INSTRUCTIONS TO FOLLOW: Copy all of the records below verbatim.

ENTRIES PROVIDED:
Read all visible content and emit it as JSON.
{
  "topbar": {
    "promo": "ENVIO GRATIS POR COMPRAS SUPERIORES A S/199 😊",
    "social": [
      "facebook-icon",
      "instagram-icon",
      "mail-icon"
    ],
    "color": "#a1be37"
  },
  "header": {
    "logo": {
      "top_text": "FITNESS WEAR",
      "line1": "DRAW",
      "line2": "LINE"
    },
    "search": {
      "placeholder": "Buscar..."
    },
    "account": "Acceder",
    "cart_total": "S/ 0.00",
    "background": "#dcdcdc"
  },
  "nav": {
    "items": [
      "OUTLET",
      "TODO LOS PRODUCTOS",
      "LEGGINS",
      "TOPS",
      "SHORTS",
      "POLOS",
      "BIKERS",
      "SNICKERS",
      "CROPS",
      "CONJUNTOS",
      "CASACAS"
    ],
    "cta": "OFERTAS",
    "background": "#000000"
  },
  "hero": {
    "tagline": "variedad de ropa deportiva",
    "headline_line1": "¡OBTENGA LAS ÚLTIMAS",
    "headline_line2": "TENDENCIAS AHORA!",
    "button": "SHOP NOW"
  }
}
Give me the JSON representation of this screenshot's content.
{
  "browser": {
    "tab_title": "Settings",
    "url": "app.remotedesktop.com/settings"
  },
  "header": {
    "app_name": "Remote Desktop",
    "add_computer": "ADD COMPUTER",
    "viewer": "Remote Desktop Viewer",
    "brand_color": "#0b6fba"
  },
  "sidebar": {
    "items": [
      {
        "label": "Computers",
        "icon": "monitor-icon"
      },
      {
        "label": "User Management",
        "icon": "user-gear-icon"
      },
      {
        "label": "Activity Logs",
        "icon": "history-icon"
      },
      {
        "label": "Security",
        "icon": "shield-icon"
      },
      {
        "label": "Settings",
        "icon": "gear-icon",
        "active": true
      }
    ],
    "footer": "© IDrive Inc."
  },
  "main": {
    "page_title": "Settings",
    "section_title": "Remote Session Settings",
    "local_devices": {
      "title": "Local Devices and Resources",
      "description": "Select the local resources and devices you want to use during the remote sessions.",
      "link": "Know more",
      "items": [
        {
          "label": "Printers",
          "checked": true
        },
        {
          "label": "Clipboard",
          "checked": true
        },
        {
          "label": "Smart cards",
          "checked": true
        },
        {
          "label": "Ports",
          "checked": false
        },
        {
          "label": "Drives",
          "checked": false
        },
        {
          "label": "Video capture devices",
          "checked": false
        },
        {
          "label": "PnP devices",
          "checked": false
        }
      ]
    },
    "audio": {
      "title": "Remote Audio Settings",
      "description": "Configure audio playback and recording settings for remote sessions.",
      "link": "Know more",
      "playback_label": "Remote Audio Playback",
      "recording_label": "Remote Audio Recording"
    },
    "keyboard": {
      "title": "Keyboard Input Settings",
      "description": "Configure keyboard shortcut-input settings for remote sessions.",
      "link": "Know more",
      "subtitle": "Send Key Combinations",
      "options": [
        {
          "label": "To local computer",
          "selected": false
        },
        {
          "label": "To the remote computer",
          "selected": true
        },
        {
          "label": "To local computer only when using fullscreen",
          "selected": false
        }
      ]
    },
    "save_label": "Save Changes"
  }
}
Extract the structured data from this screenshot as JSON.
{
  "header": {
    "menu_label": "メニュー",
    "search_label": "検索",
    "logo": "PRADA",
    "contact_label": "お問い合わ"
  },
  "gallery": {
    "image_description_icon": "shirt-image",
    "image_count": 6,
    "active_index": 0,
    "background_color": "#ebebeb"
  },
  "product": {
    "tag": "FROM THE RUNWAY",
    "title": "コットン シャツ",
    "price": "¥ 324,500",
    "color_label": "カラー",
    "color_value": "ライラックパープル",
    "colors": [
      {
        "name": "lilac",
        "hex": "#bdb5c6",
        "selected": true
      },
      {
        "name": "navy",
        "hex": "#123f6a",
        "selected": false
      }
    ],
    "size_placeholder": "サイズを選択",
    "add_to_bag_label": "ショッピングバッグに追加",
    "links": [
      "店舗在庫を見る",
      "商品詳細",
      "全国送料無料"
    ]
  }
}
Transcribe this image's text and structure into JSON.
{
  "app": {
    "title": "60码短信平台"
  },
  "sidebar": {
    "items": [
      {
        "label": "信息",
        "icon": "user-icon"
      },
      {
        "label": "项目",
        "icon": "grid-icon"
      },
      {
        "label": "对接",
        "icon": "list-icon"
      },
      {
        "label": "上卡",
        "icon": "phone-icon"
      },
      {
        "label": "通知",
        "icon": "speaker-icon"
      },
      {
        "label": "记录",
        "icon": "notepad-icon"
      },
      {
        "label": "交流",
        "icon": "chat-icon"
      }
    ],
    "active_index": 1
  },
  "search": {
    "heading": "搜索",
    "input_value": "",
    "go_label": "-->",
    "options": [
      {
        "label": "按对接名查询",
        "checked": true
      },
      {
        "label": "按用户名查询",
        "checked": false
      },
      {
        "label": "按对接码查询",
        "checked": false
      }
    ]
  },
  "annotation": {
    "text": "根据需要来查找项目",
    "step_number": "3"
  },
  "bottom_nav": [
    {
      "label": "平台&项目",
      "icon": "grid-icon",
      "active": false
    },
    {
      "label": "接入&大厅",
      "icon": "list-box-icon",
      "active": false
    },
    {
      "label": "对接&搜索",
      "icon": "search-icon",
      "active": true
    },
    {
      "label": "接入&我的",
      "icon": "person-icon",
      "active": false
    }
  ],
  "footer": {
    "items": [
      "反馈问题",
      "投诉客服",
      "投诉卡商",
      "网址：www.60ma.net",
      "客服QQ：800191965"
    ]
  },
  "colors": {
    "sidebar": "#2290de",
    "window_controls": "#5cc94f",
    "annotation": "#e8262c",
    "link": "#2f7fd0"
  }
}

OUTPUT FOR THIS EXERCISE:
Read all visible content and emit it as JSON.
{
  "topbar": {
    "promo": "ENVIO GRATIS POR COMPRAS SUPERIORES A S/199 😊",
    "social": [
      "facebook-icon",
      "instagram-icon",
      "mail-icon"
    ],
    "color": "#a1be37"
  },
  "header": {
    "logo": {
      "top_text": "FITNESS WEAR",
      "line1": "DRAW",
      "line2": "LINE"
    },
    "search": {
      "placeholder": "Buscar..."
    },
    "account": "Acceder",
    "cart_total": "S/ 0.00",
    "background": "#dcdcdc"
  },
  "nav": {
    "items": [
      "OUTLET",
      "TODO LOS PRODUCTOS",
      "LEGGINS",
      "TOPS",
      "SHORTS",
      "POLOS",
      "BIKERS",
      "SNICKERS",
      "CROPS",
      "CONJUNTOS",
      "CASACAS"
    ],
    "cta": "OFERTAS",
    "background": "#000000"
  },
  "hero": {
    "tagline": "variedad de ropa deportiva",
    "headline_line1": "¡OBTENGA LAS ÚLTIMAS",
    "headline_line2": "TENDENCIAS AHORA!",
    "button": "SHOP NOW"
  }
}
Give me the JSON representation of this screenshot's content.
{
  "browser": {
    "tab_title": "Settings",
    "url": "app.remotedesktop.com/settings"
  },
  "header": {
    "app_name": "Remote Desktop",
    "add_computer": "ADD COMPUTER",
    "viewer": "Remote Desktop Viewer",
    "brand_color": "#0b6fba"
  },
  "sidebar": {
    "items": [
      {
        "label": "Computers",
        "icon": "monitor-icon"
      },
      {
        "label": "User Management",
        "icon": "user-gear-icon"
      },
      {
        "label": "Activity Logs",
        "icon": "history-icon"
      },
      {
        "label": "Security",
        "icon": "shield-icon"
      },
      {
        "label": "Settings",
        "icon": "gear-icon",
        "active": true
      }
    ],
    "footer": "© IDrive Inc."
  },
  "main": {
    "page_title": "Settings",
    "section_title": "Remote Session Settings",
    "local_devices": {
      "title": "Local Devices and Resources",
      "description": "Select the local resources and devices you want to use during the remote sessions.",
      "link": "Know more",
      "items": [
        {
          "label": "Printers",
          "checked": true
        },
        {
          "label": "Clipboard",
          "checked": true
        },
        {
          "label": "Smart cards",
          "checked": true
        },
        {
          "label": "Ports",
          "checked": false
        },
        {
          "label": "Drives",
          "checked": false
        },
        {
          "label": "Video capture devices",
          "checked": false
        },
        {
          "label": "PnP devices",
          "checked": false
        }
      ]
    },
    "audio": {
      "title": "Remote Audio Settings",
      "description": "Configure audio playback and recording settings for remote sessions.",
      "link": "Know more",
      "playback_label": "Remote Audio Playback",
      "recording_label": "Remote Audio Recording"
    },
    "keyboard": {
      "title": "Keyboard Input Settings",
      "description": "Configure keyboard shortcut-input settings for remote sessions.",
      "link": "Know more",
      "subtitle": "Send Key Combinations",
      "options": [
        {
          "label": "To local computer",
          "selected": false
        },
        {
          "label": "To the remote computer",
          "selected": true
        },
        {
          "label": "To local computer only when using fullscreen",
          "selected": false
        }
      ]
    },
    "save_label": "Save Changes"
  }
}
Extract the structured data from this screenshot as JSON.
{
  "header": {
    "menu_label": "メニュー",
    "search_label": "検索",
    "logo": "PRADA",
    "contact_label": "お問い合わ"
  },
  "gallery": {
    "image_description_icon": "shirt-image",
    "image_count": 6,
    "active_index": 0,
    "background_color": "#ebebeb"
  },
  "product": {
    "tag": "FROM THE RUNWAY",
    "title": "コットン シャツ",
    "price": "¥ 324,500",
    "color_label": "カラー",
    "color_value": "ライラックパープル",
    "colors": [
      {
        "name": "lilac",
        "hex": "#bdb5c6",
        "selected": true
      },
      {
        "name": "navy",
        "hex": "#123f6a",
        "selected": false
      }
    ],
    "size_placeholder": "サイズを選択",
    "add_to_bag_label": "ショッピングバッグに追加",
    "links": [
      "店舗在庫を見る",
      "商品詳細",
      "全国送料無料"
    ]
  }
}
Transcribe this image's text and structure into JSON.
{
  "app": {
    "title": "60码短信平台"
  },
  "sidebar": {
    "items": [
      {
        "label": "信息",
        "icon": "user-icon"
      },
      {
        "label": "项目",
        "icon": "grid-icon"
      },
      {
        "label": "对接",
        "icon": "list-icon"
      },
      {
        "label": "上卡",
        "icon": "phone-icon"
      },
      {
        "label": "通知",
        "icon": "speaker-icon"
      },
      {
        "label": "记录",
        "icon": "notepad-icon"
      },
      {
        "label": "交流",
        "icon": "chat-icon"
      }
    ],
    "active_index": 1
  },
  "search": {
    "heading": "搜索",
    "input_value": "",
    "go_label": "-->",
    "options": [
      {
        "label": "按对接名查询",
        "checked": true
      },
      {
        "label": "按用户名查询",
        "checked": false
      },
      {
        "label": "按对接码查询",
        "checked": false
      }
    ]
  },
  "annotation": {
    "text": "根据需要来查找项目",
    "step_number": "3"
  },
  "bottom_nav": [
    {
      "label": "平台&项目",
      "icon": "grid-icon",
      "active": false
    },
    {
      "label": "接入&大厅",
      "icon": "list-box-icon",
      "active": false
    },
    {
      "label": "对接&搜索",
      "icon": "search-icon",
      "active": true
    },
    {
      "label": "接入&我的",
      "icon": "person-icon",
      "active": false
    }
  ],
  "footer": {
    "items": [
      "反馈问题",
      "投诉客服",
      "投诉卡商",
      "网址：www.60ma.net",
      "客服QQ：800191965"
    ]
  },
  "colors": {
    "sidebar": "#2290de",
    "window_controls": "#5cc94f",
    "annotation": "#e8262c",
    "link": "#2f7fd0"
  }
}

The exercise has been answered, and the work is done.